TASK DIRECTIONS
Copy each line holding the string "link".

MATERIAL TO PROCESS
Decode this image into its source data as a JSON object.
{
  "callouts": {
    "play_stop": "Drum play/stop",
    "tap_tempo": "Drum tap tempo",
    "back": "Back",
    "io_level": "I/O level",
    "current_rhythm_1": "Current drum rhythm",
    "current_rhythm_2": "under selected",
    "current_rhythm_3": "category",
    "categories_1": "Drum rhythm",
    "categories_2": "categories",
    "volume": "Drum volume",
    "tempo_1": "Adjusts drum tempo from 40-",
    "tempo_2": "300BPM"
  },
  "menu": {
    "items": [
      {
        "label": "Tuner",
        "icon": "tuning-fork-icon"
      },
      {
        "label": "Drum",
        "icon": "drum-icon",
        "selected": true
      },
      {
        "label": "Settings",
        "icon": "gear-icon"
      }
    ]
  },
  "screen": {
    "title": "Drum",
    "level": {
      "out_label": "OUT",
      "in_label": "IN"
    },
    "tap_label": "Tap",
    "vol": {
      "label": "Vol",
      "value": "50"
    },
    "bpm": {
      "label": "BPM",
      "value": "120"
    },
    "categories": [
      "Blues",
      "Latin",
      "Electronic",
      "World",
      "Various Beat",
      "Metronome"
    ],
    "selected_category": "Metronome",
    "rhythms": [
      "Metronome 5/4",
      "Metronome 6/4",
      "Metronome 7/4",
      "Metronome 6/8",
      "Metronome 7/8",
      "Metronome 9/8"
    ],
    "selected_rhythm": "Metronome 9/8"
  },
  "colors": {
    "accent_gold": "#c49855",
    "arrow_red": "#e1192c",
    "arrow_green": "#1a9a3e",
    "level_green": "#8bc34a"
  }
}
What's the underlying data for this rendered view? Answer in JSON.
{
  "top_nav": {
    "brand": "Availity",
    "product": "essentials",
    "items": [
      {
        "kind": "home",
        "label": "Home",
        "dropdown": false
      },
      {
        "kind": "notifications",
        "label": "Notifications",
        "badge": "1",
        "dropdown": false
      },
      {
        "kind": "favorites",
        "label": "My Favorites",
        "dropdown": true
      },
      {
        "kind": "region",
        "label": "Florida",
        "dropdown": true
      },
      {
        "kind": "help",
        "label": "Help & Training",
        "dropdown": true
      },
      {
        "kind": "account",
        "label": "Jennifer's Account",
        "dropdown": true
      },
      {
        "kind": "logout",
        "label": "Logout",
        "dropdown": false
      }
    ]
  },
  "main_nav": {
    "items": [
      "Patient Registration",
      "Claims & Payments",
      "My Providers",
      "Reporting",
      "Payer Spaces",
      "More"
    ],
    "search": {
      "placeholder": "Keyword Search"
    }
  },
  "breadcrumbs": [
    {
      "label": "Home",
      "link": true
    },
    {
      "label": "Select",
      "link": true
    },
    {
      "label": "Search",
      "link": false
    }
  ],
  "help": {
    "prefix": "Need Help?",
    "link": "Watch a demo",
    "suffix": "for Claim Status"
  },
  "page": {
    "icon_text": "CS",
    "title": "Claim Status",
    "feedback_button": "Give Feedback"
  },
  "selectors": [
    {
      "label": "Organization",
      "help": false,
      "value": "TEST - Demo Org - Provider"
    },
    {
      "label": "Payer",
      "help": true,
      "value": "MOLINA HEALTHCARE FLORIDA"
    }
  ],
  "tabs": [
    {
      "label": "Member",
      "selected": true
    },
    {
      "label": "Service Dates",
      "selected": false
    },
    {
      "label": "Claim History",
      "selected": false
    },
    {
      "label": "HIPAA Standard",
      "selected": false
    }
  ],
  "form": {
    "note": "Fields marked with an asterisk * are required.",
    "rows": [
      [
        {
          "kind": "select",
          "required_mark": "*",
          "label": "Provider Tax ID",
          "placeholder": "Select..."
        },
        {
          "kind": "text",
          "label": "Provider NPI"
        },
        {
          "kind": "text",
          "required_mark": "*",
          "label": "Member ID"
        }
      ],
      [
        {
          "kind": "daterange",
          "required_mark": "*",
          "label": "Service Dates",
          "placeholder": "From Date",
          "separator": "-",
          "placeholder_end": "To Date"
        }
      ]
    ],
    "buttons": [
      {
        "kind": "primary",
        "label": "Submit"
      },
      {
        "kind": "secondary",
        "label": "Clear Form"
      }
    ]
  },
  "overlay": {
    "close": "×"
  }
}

WRITTEN ANSWER
      "link": true
      "link": true
      "link": false
    "link": "Watch a demo",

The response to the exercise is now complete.